Dataset entries ::
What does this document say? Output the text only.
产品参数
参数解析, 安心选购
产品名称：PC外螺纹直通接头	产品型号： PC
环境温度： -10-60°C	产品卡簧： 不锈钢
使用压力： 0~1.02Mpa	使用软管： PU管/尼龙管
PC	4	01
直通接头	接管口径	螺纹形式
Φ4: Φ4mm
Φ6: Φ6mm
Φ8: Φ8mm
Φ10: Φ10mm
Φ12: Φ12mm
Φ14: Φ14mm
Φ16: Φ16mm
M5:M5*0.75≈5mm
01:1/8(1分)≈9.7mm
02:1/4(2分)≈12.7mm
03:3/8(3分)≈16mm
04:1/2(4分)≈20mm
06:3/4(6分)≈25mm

Do this ::
Extract every line above exactly as it stands.

Reply to the task ::
What does this document say? Output the text only.
产品参数
参数解析, 安心选购
产品名称：PC外螺纹直通接头	产品型号： PC
环境温度： -10-60°C	产品卡簧： 不锈钢
使用压力： 0~1.02Mpa	使用软管： PU管/尼龙管
PC	4	01
直通接头	接管口径	螺纹形式
Φ4: Φ4mm
Φ6: Φ6mm
Φ8: Φ8mm
Φ10: Φ10mm
Φ12: Φ12mm
Φ14: Φ14mm
Φ16: Φ16mm
M5:M5*0.75≈5mm
01:1/8(1分)≈9.7mm
02:1/4(2分)≈12.7mm
03:3/8(3分)≈16mm
04:1/2(4分)≈20mm
06:3/4(6分)≈25mm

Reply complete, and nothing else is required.